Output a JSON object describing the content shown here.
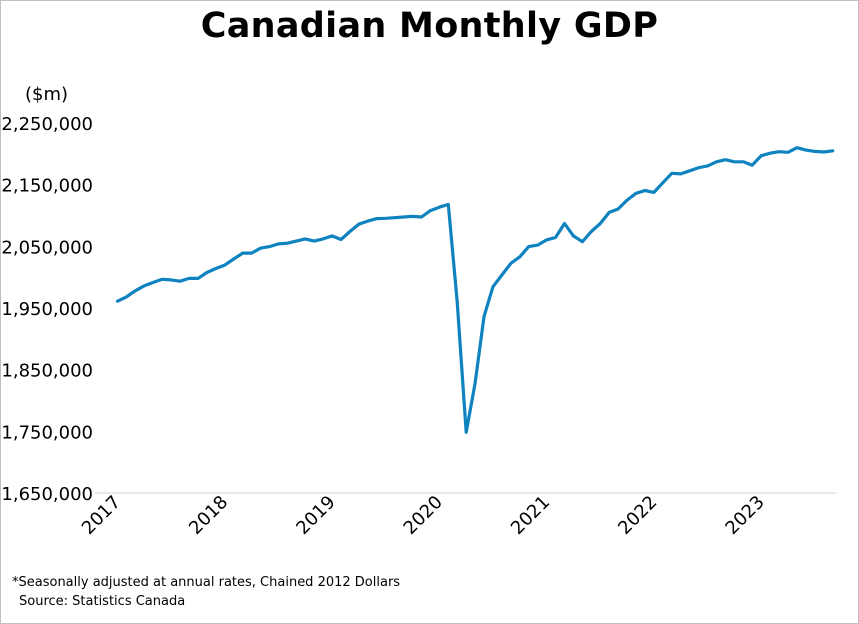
{
  "chart_data": {
    "type": "line",
    "title": "Canadian Monthly GDP",
    "ylabel": "($m)",
    "xlabel": "",
    "ylim": [
      1650000,
      2250000
    ],
    "yticks": [
      1650000,
      1750000,
      1850000,
      1950000,
      2050000,
      2150000,
      2250000
    ],
    "ytick_labels": [
      "1,650,000",
      "1,750,000",
      "1,850,000",
      "1,950,000",
      "2,050,000",
      "2,150,000",
      "2,250,000"
    ],
    "xtick_labels": [
      "2017",
      "2018",
      "2019",
      "2020",
      "2021",
      "2022",
      "2023"
    ],
    "x_start": "2017-01",
    "x_end": "2023-09",
    "grid": false,
    "legend": "none",
    "line_color": "#0E83C0",
    "series": [
      {
        "values": [
          1961000,
          1968000,
          1978000,
          1986000,
          1991500,
          1996500,
          1995500,
          1993500,
          1998000,
          1998000,
          2007500,
          2014000,
          2019500,
          2029500,
          2039000,
          2039000,
          2047000,
          2049500,
          2054000,
          2055000,
          2058500,
          2062000,
          2058500,
          2062000,
          2067000,
          2061000,
          2074000,
          2086000,
          2091000,
          2095000,
          2095500,
          2096500,
          2097500,
          2098500,
          2097500,
          2108000,
          2113500,
          2118000,
          1960000,
          1748500,
          1828000,
          1936000,
          1984500,
          2003500,
          2022500,
          2033000,
          2049500,
          2052000,
          2060500,
          2064500,
          2087000,
          2067000,
          2057500,
          2074000,
          2087000,
          2105000,
          2110500,
          2125000,
          2136000,
          2140500,
          2137500,
          2153000,
          2168500,
          2167500,
          2172500,
          2177500,
          2180500,
          2187000,
          2190500,
          2187000,
          2187000,
          2181500,
          2197000,
          2201000,
          2203500,
          2202500,
          2210000,
          2206000,
          2204000,
          2203000,
          2205000
        ]
      }
    ]
  },
  "footnote": {
    "line1": "*Seasonally adjusted at annual rates, Chained 2012 Dollars",
    "line2": "Source: Statistics Canada"
  }
}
◇ ◇ ◇
— The task —
Each entry shown above must be quoted exactly, with its pictures left out.

— Solution to the exercise —
Output a JSON object describing the content shown here.
{
  "chart_data": {
    "type": "line",
    "title": "Canadian Monthly GDP",
    "ylabel": "($m)",
    "xlabel": "",
    "ylim": [
      1650000,
      2250000
    ],
    "yticks": [
      1650000,
      1750000,
      1850000,
      1950000,
      2050000,
      2150000,
      2250000
    ],
    "ytick_labels": [
      "1,650,000",
      "1,750,000",
      "1,850,000",
      "1,950,000",
      "2,050,000",
      "2,150,000",
      "2,250,000"
    ],
    "xtick_labels": [
      "2017",
      "2018",
      "2019",
      "2020",
      "2021",
      "2022",
      "2023"
    ],
    "x_start": "2017-01",
    "x_end": "2023-09",
    "grid": false,
    "legend": "none",
    "line_color": "#0E83C0",
    "series": [
      {
        "values": [
          1961000,
          1968000,
          1978000,
          1986000,
          1991500,
          1996500,
          1995500,
          1993500,
          1998000,
          1998000,
          2007500,
          2014000,
          2019500,
          2029500,
          2039000,
          2039000,
          2047000,
          2049500,
          2054000,
          2055000,
          2058500,
          2062000,
          2058500,
          2062000,
          2067000,
          2061000,
          2074000,
          2086000,
          2091000,
          2095000,
          2095500,
          2096500,
          2097500,
          2098500,
          2097500,
          2108000,
          2113500,
          2118000,
          1960000,
          1748500,
          1828000,
          1936000,
          1984500,
          2003500,
          2022500,
          2033000,
          2049500,
          2052000,
          2060500,
          2064500,
          2087000,
          2067000,
          2057500,
          2074000,
          2087000,
          2105000,
          2110500,
          2125000,
          2136000,
          2140500,
          2137500,
          2153000,
          2168500,
          2167500,
          2172500,
          2177500,
          2180500,
          2187000,
          2190500,
          2187000,
          2187000,
          2181500,
          2197000,
          2201000,
          2203500,
          2202500,
          2210000,
          2206000,
          2204000,
          2203000,
          2205000
        ]
      }
    ]
  },
  "footnote": {
    "line1": "*Seasonally adjusted at annual rates, Chained 2012 Dollars",
    "line2": "Source: Statistics Canada"
  }
}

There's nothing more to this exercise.